• _WHAT THE TASK ASKS_: Could you please reproduce the entries exactly, leaving out any pictures?

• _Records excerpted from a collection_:
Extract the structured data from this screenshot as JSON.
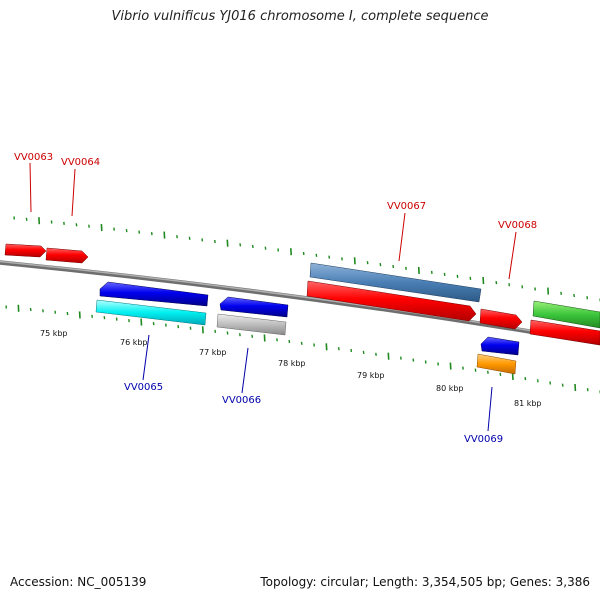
{
  "header": {
    "title": "Vibrio vulnificus YJ016 chromosome I, complete sequence"
  },
  "footer": {
    "accession": "Accession: NC_005139",
    "summary": "Topology: circular; Length: 3,354,505 bp; Genes: 3,386"
  },
  "colors": {
    "backbone": "#888888",
    "tick": "#1f8a1f",
    "forward_label": "#cc0000",
    "reverse_label": "#0000aa"
  },
  "tick_labels": [
    "75 kbp",
    "76 kbp",
    "77 kbp",
    "78 kbp",
    "79 kbp",
    "80 kbp",
    "81 kbp"
  ],
  "genes": [
    {
      "id": "VV0063",
      "color": "#ff1a1a",
      "strand": "+"
    },
    {
      "id": "VV0064",
      "color": "#ff1a1a",
      "strand": "+"
    },
    {
      "id": "VV0065",
      "color": "#0a0ae6",
      "strand": "-"
    },
    {
      "id": "VV0066",
      "color": "#0a0ae6",
      "strand": "-"
    },
    {
      "id": "VV0067",
      "color": "#ff1a1a",
      "strand": "+"
    },
    {
      "id": "VV0068",
      "color": "#ff1a1a",
      "strand": "+"
    },
    {
      "id": "VV0069",
      "color": "#0a0ae6",
      "strand": "-"
    }
  ]
}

• _OUTPUT OF THE TASK_:
Extract the structured data from this screenshot as JSON.
{
  "header": {
    "title": "Vibrio vulnificus YJ016 chromosome I, complete sequence"
  },
  "footer": {
    "accession": "Accession: NC_005139",
    "summary": "Topology: circular; Length: 3,354,505 bp; Genes: 3,386"
  },
  "colors": {
    "backbone": "#888888",
    "tick": "#1f8a1f",
    "forward_label": "#cc0000",
    "reverse_label": "#0000aa"
  },
  "tick_labels": [
    "75 kbp",
    "76 kbp",
    "77 kbp",
    "78 kbp",
    "79 kbp",
    "80 kbp",
    "81 kbp"
  ],
  "genes": [
    {
      "id": "VV0063",
      "color": "#ff1a1a",
      "strand": "+"
    },
    {
      "id": "VV0064",
      "color": "#ff1a1a",
      "strand": "+"
    },
    {
      "id": "VV0065",
      "color": "#0a0ae6",
      "strand": "-"
    },
    {
      "id": "VV0066",
      "color": "#0a0ae6",
      "strand": "-"
    },
    {
      "id": "VV0067",
      "color": "#ff1a1a",
      "strand": "+"
    },
    {
      "id": "VV0068",
      "color": "#ff1a1a",
      "strand": "+"
    },
    {
      "id": "VV0069",
      "color": "#0a0ae6",
      "strand": "-"
    }
  ]
}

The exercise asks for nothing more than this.